* [Given data]:
* BEGIN *

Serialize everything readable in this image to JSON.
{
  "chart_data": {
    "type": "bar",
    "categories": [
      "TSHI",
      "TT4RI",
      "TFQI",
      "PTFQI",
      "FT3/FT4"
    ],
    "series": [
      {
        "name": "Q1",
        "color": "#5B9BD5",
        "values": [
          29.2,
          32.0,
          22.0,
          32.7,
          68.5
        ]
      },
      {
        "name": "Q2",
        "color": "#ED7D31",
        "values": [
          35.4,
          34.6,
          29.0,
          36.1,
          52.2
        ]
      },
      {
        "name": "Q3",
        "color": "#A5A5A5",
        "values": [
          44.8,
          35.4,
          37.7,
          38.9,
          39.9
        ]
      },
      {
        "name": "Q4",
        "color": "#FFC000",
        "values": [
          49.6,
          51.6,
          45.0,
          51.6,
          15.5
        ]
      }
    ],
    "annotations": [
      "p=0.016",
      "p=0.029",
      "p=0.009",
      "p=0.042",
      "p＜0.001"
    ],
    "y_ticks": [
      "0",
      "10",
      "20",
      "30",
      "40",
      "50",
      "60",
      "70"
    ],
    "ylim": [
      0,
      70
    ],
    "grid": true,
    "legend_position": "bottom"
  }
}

* END *

Pick out the lines above that hold the string "color" and show them.

* [Full answer]:
        "color": "#5B9BD5",
        "color": "#ED7D31",
        "color": "#A5A5A5",
        "color": "#FFC000",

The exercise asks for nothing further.